__EXERCISE__: Print exactly the lines from the one containing "Parse this screenshot: output" through the last line of the entries below; the pictures stay out of the copy.

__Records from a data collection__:
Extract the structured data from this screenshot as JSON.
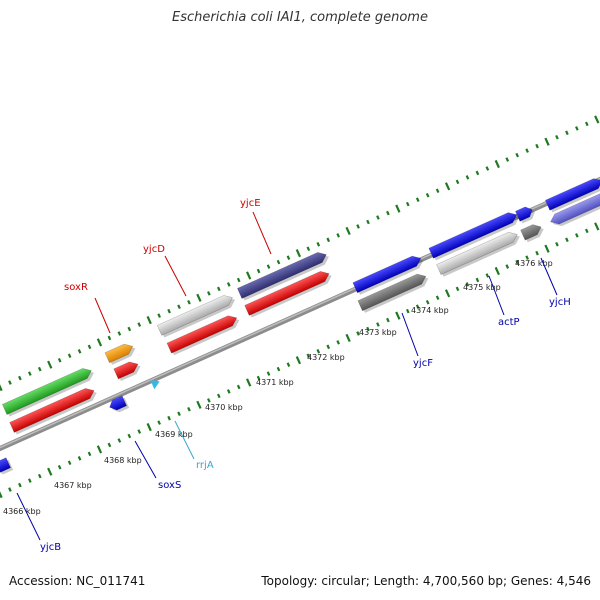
{
  "title": "Escherichia coli IAI1, complete genome",
  "accession": "Accession: NC_011741",
  "summary": "Topology: circular; Length: 4,700,560 bp; Genes: 4,546",
  "colors": {
    "backbone": "#8c8c8c",
    "tick_green": "#1f7a1f",
    "cds_red": "#e01010",
    "gene_blue": "#1010e0",
    "pseudo_gray": "#777777",
    "light_gray": "#cccccc",
    "navy": "#43438a",
    "lavender": "#6a6ad0",
    "green": "#33bb33",
    "orange": "#f39c12",
    "cyan": "#33bbe6",
    "label_red": "#cc0000",
    "label_blue": "#0000aa",
    "label_cyan": "#33aacc"
  },
  "scale_labels": [
    "4366 kbp",
    "4367 kbp",
    "4368 kbp",
    "4369 kbp",
    "4370 kbp",
    "4371 kbp",
    "4372 kbp",
    "4373 kbp",
    "4374 kbp",
    "4375 kbp",
    "4376 kbp"
  ],
  "gene_labels": [
    {
      "text": "soxR",
      "color_key": "label_red"
    },
    {
      "text": "yjcD",
      "color_key": "label_red"
    },
    {
      "text": "yjcE",
      "color_key": "label_red"
    },
    {
      "text": "yjcB",
      "color_key": "label_blue"
    },
    {
      "text": "soxS",
      "color_key": "label_blue"
    },
    {
      "text": "rrjA",
      "color_key": "label_cyan"
    },
    {
      "text": "yjcF",
      "color_key": "label_blue"
    },
    {
      "text": "actP",
      "color_key": "label_blue"
    },
    {
      "text": "yjcH",
      "color_key": "label_blue"
    }
  ]
}
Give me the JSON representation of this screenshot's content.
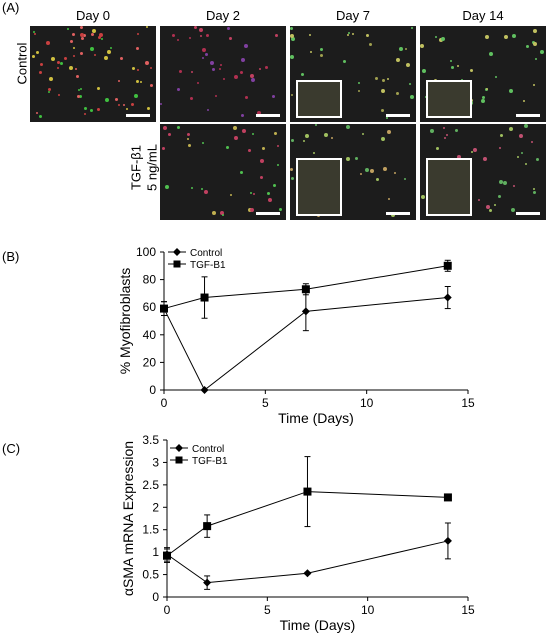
{
  "panel_a": {
    "label": "(A)",
    "columns": [
      "Day 0",
      "Day 2",
      "Day 7",
      "Day 14"
    ],
    "rows": [
      {
        "label": "Control",
        "sublabel": ""
      },
      {
        "label": "TGF-β1",
        "sublabel": "5 ng/mL"
      }
    ]
  },
  "chart_data": [
    {
      "type": "line",
      "panel": "(B)",
      "xlabel": "Time (Days)",
      "ylabel": "% Myofibroblasts",
      "xlim": [
        0,
        15
      ],
      "ylim": [
        0,
        100
      ],
      "xticks": [
        0,
        5,
        10,
        15
      ],
      "yticks": [
        0,
        20,
        40,
        60,
        80,
        100
      ],
      "grid": false,
      "legend": "top-left",
      "series": [
        {
          "name": "Control",
          "marker": "diamond",
          "x": [
            0,
            2,
            7,
            14
          ],
          "y": [
            59,
            0,
            57,
            67
          ],
          "err": [
            5,
            0,
            14,
            8
          ]
        },
        {
          "name": "TGF-B1",
          "marker": "square",
          "x": [
            0,
            2,
            7,
            14
          ],
          "y": [
            59,
            67,
            73,
            90
          ],
          "err": [
            5,
            15,
            4,
            4
          ]
        }
      ]
    },
    {
      "type": "line",
      "panel": "(C)",
      "xlabel": "Time (Days)",
      "ylabel": "αSMA mRNA Expression",
      "xlim": [
        0,
        15
      ],
      "ylim": [
        0,
        3.5
      ],
      "xticks": [
        0,
        5,
        10,
        15
      ],
      "yticks": [
        0,
        0.5,
        1,
        1.5,
        2,
        2.5,
        3,
        3.5
      ],
      "grid": false,
      "legend": "top-left",
      "series": [
        {
          "name": "Control",
          "marker": "diamond",
          "x": [
            0,
            2,
            7,
            14
          ],
          "y": [
            0.95,
            0.32,
            0.53,
            1.25
          ],
          "err": [
            0.15,
            0.15,
            0.02,
            0.4
          ]
        },
        {
          "name": "TGF-B1",
          "marker": "square",
          "x": [
            0,
            2,
            7,
            14
          ],
          "y": [
            0.92,
            1.58,
            2.35,
            2.22
          ],
          "err": [
            0.15,
            0.25,
            0.78,
            0.03
          ]
        }
      ]
    }
  ]
}
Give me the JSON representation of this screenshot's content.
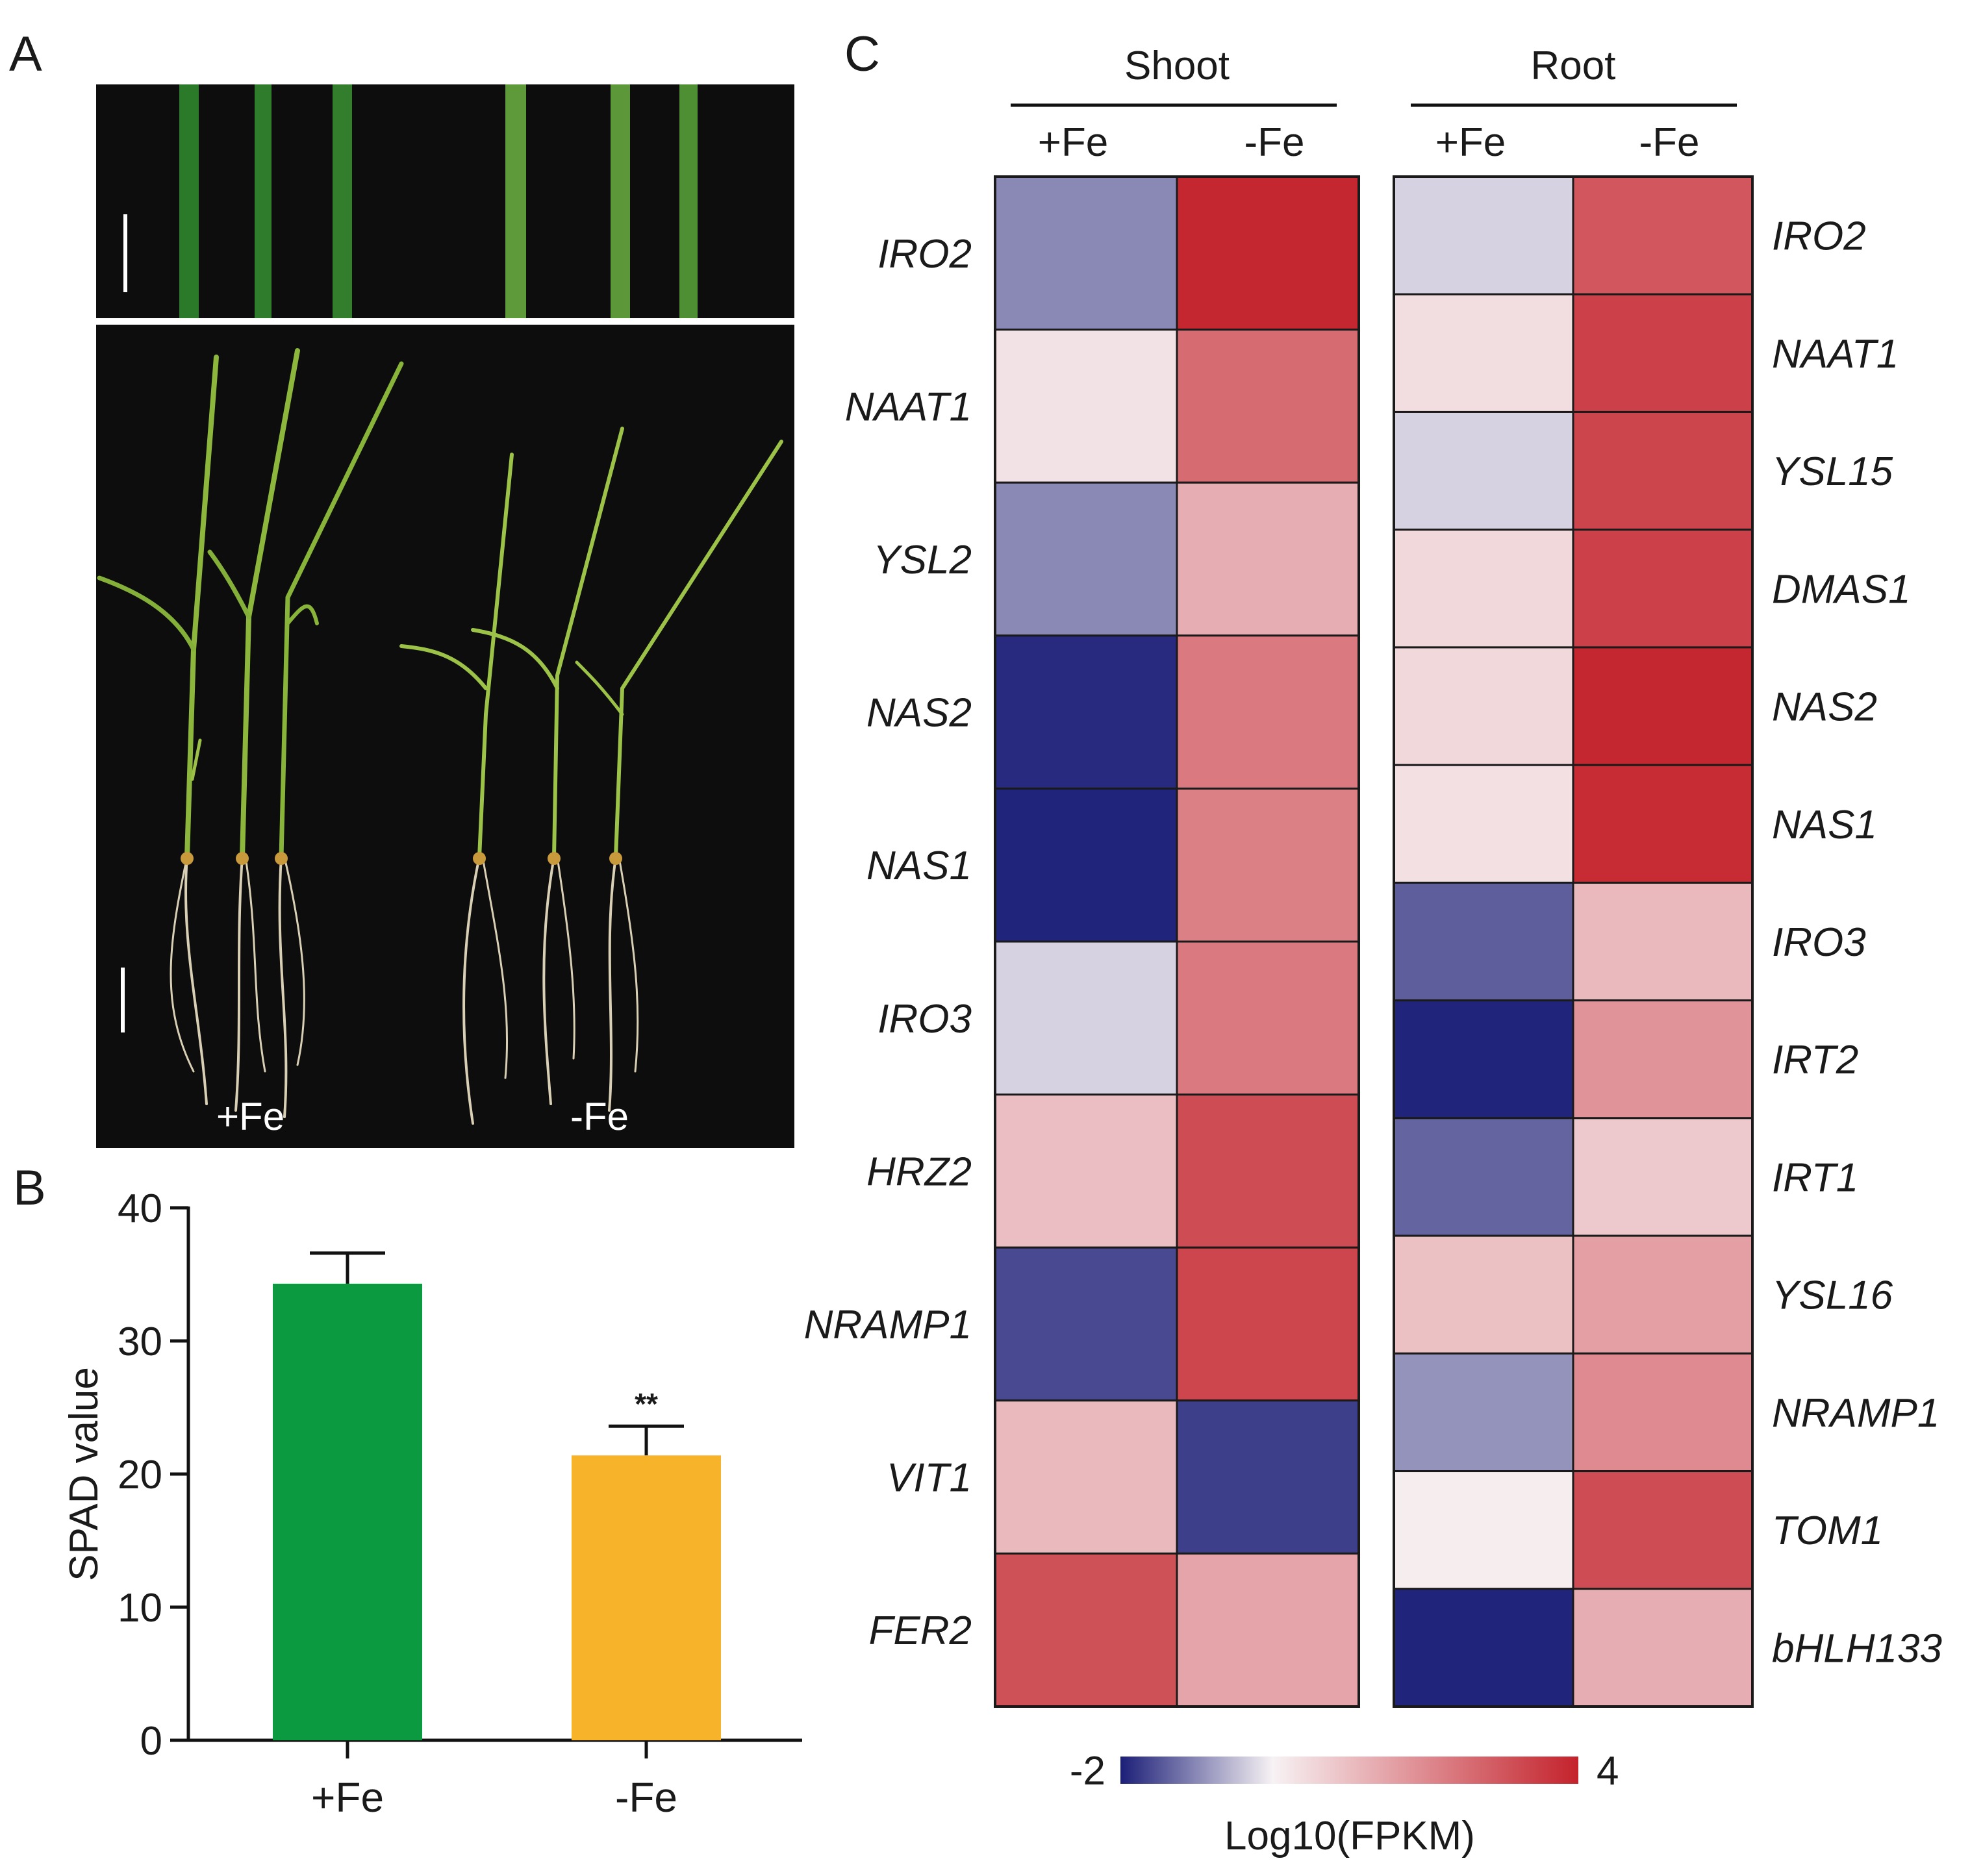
{
  "panels": {
    "a": "A",
    "b": "B",
    "c": "C"
  },
  "photo": {
    "label_plus": "+Fe",
    "label_minus": "-Fe"
  },
  "chart_data": [
    {
      "type": "bar",
      "categories": [
        "+Fe",
        "-Fe"
      ],
      "values": [
        34.3,
        21.4
      ],
      "errors": [
        2.3,
        2.2
      ],
      "significance": [
        "",
        "**"
      ],
      "colors": [
        "#0b9a3f",
        "#f7b42a"
      ],
      "ylabel": "SPAD value",
      "yticks": [
        "0",
        "10",
        "20",
        "30",
        "40"
      ],
      "ylim": [
        0,
        40
      ]
    },
    {
      "type": "heatmap",
      "scale_min": -2,
      "scale_max": 4,
      "colorbar_label": "Log10(FPKM)",
      "colorbar_ticks": [
        "-2",
        "4"
      ],
      "panels": [
        {
          "title": "Shoot",
          "columns": [
            "+Fe",
            "-Fe"
          ],
          "genes": [
            "IRO2",
            "NAAT1",
            "YSL2",
            "NAS2",
            "NAS1",
            "IRO3",
            "HRZ2",
            "NRAMP1",
            "VIT1",
            "FER2"
          ],
          "values": [
            [
              -1.0,
              3.9
            ],
            [
              0.3,
              2.6
            ],
            [
              -1.0,
              1.3
            ],
            [
              -1.9,
              2.3
            ],
            [
              -1.95,
              2.2
            ],
            [
              -0.3,
              2.3
            ],
            [
              1.0,
              3.2
            ],
            [
              -1.6,
              3.3
            ],
            [
              1.1,
              -1.7
            ],
            [
              3.1,
              1.5
            ]
          ]
        },
        {
          "title": "Root",
          "columns": [
            "+Fe",
            "-Fe"
          ],
          "genes": [
            "IRO2",
            "NAAT1",
            "YSL15",
            "DMAS1",
            "NAS2",
            "NAS1",
            "IRO3",
            "IRT2",
            "IRT1",
            "YSL16",
            "NRAMP1",
            "TOM1",
            "bHLH133"
          ],
          "values": [
            [
              -0.3,
              3.0
            ],
            [
              0.4,
              3.4
            ],
            [
              -0.3,
              3.35
            ],
            [
              0.5,
              3.4
            ],
            [
              0.5,
              3.9
            ],
            [
              0.35,
              3.8
            ],
            [
              -1.4,
              1.1
            ],
            [
              -1.95,
              1.8
            ],
            [
              -1.35,
              0.8
            ],
            [
              0.95,
              1.6
            ],
            [
              -0.9,
              2.0
            ],
            [
              0.1,
              3.2
            ],
            [
              -1.95,
              1.3
            ]
          ]
        }
      ]
    }
  ]
}
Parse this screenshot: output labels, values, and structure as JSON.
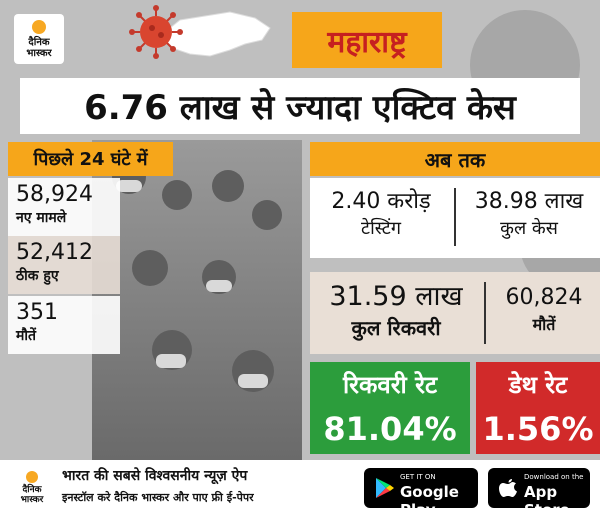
{
  "brand": {
    "line1": "दैनिक",
    "line2": "भास्कर"
  },
  "header": {
    "state": "महाराष्ट्र",
    "headline": "6.76 लाख से ज्यादा एक्टिव केस"
  },
  "last24": {
    "title": "पिछले 24 घंटे में",
    "items": [
      {
        "value": "58,924",
        "label": "नए मामले"
      },
      {
        "value": "52,412",
        "label": "ठीक हुए"
      },
      {
        "value": "351",
        "label": "मौतें"
      }
    ]
  },
  "till_now": {
    "title": "अब तक",
    "testing": {
      "value": "2.40 करोड़",
      "label": "टेस्टिंग"
    },
    "total_cases": {
      "value": "38.98 लाख",
      "label": "कुल केस"
    },
    "total_recovery": {
      "value": "31.59 लाख",
      "label": "कुल रिकवरी"
    },
    "deaths": {
      "value": "60,824",
      "label": "मौतें"
    }
  },
  "rates": {
    "recovery": {
      "label": "रिकवरी रेट",
      "value": "81.04%"
    },
    "death": {
      "label": "डेथ रेट",
      "value": "1.56%"
    }
  },
  "footer": {
    "line1": "भारत की सबसे विश्वसनीय न्यूज़ ऐप",
    "line2": "इनस्टॉल करे दैनिक भास्कर और पाए फ्री ई-पेपर",
    "google_small": "GET IT ON",
    "google_big": "Google Play",
    "apple_small": "Download on the",
    "apple_big": "App Store"
  },
  "colors": {
    "accent_orange": "#f6a61a",
    "state_red": "#c62020",
    "recovery_green": "#2c9d3c",
    "death_red": "#d12a2a"
  },
  "icons": [
    "dainik-bhaskar-logo",
    "coronavirus-icon",
    "maharashtra-map",
    "google-play-icon",
    "apple-icon"
  ]
}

__ANSWER SPACE__:
Parse this screenshot: output labels, values, and structure as JSON.
{
  "brand": {
    "line1": "दैनिक",
    "line2": "भास्कर"
  },
  "header": {
    "state": "महाराष्ट्र",
    "headline": "6.76 लाख से ज्यादा एक्टिव केस"
  },
  "last24": {
    "title": "पिछले 24 घंटे में",
    "items": [
      {
        "value": "58,924",
        "label": "नए मामले"
      },
      {
        "value": "52,412",
        "label": "ठीक हुए"
      },
      {
        "value": "351",
        "label": "मौतें"
      }
    ]
  },
  "till_now": {
    "title": "अब तक",
    "testing": {
      "value": "2.40 करोड़",
      "label": "टेस्टिंग"
    },
    "total_cases": {
      "value": "38.98 लाख",
      "label": "कुल केस"
    },
    "total_recovery": {
      "value": "31.59 लाख",
      "label": "कुल रिकवरी"
    },
    "deaths": {
      "value": "60,824",
      "label": "मौतें"
    }
  },
  "rates": {
    "recovery": {
      "label": "रिकवरी रेट",
      "value": "81.04%"
    },
    "death": {
      "label": "डेथ रेट",
      "value": "1.56%"
    }
  },
  "footer": {
    "line1": "भारत की सबसे विश्वसनीय न्यूज़ ऐप",
    "line2": "इनस्टॉल करे दैनिक भास्कर और पाए फ्री ई-पेपर",
    "google_small": "GET IT ON",
    "google_big": "Google Play",
    "apple_small": "Download on the",
    "apple_big": "App Store"
  },
  "colors": {
    "accent_orange": "#f6a61a",
    "state_red": "#c62020",
    "recovery_green": "#2c9d3c",
    "death_red": "#d12a2a"
  },
  "icons": [
    "dainik-bhaskar-logo",
    "coronavirus-icon",
    "maharashtra-map",
    "google-play-icon",
    "apple-icon"
  ]
}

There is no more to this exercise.